--- WHAT IS EXPECTED ---
Render every entry verbatim.
────────────────────────────────────────
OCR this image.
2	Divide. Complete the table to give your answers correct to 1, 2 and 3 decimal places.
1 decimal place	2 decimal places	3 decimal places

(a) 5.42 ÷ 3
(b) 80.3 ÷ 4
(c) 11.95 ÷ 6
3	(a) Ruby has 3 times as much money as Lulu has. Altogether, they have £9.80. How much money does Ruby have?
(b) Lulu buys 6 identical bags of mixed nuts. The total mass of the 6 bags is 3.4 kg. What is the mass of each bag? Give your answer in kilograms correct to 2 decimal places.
────────────────────────────────────────
--- COMPLETE OUTPUT ---
OCR this image.
2	Divide. Complete the table to give your answers correct to 1, 2 and 3 decimal places.
1 decimal place	2 decimal places	3 decimal places

(a) 5.42 ÷ 3
(b) 80.3 ÷ 4
(c) 11.95 ÷ 6
3	(a) Ruby has 3 times as much money as Lulu has. Altogether, they have £9.80. How much money does Ruby have?
(b) Lulu buys 6 identical bags of mixed nuts. The total mass of the 6 bags is 3.4 kg. What is the mass of each bag? Give your answer in kilograms correct to 2 decimal places.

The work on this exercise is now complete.